* Instruções a seguir: Prossiga com o relato sobre a prisão e a tortura de Akyol, escrevendo a continuação a partir da última frase apresentada.

* Trecho apresentado:

Após passar por uma segunda tortura em detenção policial, Akyol foi formalmente preso em 5 de outubro de 2016, durante sua acusação no 4º Tribunal Criminal de Paz de Ancara. Ele foi acusado de pertencer ao movimento Gülen. Apesar de seu sofrimento, ele não mencionou a tortura durante o depoimento na promotoria ou no tribunal, pois a polícia havia ameaçado prejudicar sua família se ele se manifestasse.
Foi somente na primeira audiência de seu julgamento, em 20 de dezembro de 2017, mais de um ano depois, que Akyol encontrou coragem para falar sobre a tortura. Ele apresentou uma petição ao tribunal, detalhando seu sequestro e tortura e expressando sua capacidade de identificar alguns dos perpetradores. No entanto, apesar de seu pedido, o tribunal não tomou nenhuma medida em relação às alegações de tortura.

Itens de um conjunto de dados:
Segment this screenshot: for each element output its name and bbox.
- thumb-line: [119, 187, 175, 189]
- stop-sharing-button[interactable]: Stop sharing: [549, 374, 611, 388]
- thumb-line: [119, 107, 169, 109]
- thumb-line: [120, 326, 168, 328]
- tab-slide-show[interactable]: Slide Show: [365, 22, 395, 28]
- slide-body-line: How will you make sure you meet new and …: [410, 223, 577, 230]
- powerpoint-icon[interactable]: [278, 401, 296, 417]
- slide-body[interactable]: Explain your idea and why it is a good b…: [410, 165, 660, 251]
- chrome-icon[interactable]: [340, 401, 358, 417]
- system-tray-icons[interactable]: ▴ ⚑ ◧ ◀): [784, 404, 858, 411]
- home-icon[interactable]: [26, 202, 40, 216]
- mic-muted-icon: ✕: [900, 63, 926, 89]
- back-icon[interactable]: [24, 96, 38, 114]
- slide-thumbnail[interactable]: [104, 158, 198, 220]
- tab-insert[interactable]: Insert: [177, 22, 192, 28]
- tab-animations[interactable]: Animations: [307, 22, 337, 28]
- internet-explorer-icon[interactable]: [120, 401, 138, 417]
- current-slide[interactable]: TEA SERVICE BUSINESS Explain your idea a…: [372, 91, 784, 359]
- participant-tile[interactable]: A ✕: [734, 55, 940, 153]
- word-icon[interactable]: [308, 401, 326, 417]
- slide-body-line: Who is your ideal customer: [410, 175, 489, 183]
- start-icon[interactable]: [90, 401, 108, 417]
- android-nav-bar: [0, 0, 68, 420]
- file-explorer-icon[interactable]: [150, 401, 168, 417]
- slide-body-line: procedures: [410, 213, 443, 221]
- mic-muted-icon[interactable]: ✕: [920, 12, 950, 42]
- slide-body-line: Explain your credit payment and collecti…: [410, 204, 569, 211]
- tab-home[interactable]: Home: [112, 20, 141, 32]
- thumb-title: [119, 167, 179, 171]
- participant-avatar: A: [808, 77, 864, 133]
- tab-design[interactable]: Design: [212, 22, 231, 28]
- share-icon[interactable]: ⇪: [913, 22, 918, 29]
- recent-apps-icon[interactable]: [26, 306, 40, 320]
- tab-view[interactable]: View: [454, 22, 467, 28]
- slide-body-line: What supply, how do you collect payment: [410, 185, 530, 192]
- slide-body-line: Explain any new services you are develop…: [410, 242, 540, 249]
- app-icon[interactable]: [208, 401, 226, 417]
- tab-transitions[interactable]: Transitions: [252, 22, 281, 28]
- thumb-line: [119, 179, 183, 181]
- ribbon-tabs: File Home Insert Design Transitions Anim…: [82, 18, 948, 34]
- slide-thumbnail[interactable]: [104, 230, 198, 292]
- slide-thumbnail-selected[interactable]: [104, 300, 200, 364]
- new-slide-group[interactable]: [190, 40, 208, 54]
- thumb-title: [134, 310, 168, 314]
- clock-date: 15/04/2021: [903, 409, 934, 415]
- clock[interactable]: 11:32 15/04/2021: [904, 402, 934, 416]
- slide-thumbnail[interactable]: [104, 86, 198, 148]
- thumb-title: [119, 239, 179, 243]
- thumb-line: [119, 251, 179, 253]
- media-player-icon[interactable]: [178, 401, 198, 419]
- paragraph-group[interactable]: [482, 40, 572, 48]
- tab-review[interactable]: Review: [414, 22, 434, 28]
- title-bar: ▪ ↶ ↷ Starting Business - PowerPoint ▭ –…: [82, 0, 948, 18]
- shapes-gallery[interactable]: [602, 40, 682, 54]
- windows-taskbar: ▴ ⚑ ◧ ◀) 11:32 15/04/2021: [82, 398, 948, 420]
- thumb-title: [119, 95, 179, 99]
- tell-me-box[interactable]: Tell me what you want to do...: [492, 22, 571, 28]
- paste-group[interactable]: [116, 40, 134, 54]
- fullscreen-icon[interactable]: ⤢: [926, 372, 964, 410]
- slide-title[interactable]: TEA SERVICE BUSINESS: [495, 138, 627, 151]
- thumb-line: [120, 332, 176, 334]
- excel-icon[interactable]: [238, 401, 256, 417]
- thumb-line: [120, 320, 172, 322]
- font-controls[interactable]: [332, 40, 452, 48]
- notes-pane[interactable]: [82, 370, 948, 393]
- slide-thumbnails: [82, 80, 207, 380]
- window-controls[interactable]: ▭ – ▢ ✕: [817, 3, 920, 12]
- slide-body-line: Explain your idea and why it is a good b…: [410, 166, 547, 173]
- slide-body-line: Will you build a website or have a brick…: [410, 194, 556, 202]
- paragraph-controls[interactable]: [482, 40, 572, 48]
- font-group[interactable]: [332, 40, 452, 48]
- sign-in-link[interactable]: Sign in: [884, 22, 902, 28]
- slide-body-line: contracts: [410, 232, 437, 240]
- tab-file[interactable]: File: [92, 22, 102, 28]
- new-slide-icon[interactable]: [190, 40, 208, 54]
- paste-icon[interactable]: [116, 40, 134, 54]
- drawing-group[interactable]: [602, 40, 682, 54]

* Resposta ao exercício:
Akyol apresentou outra queixa ao gabinete do promotor em 9 de março de 2018. No entanto, a polícia alegou que não conseguiu recuperar a filmagem da câmera CCTV do estacionamento da loja, pois ela não estava mais disponível. Surpreendentemente, o promotor público nem sequer tomou um depoimento da vítima e rapidamente decidiu encerrar o caso, alegando falta de provas. Akyol contestou essa decisão, argumentando que houve falha na condução de uma investigação eficaz. Infelizmente, sua contestação foi rejeitada pelo 3º Tribunal Criminal de Paz de Ancara.
Ele recorreu ao Tribunal Constitucional, alegando uma violação de seus direitos fundamentais, em 17 de dezembro de 2018. No entanto, apesar de seu recurso, o tribunal superior, que opera sob o controle do governo Erdogan, decidiu contra ele em 20 de setembro de 2023, citando falta de provas.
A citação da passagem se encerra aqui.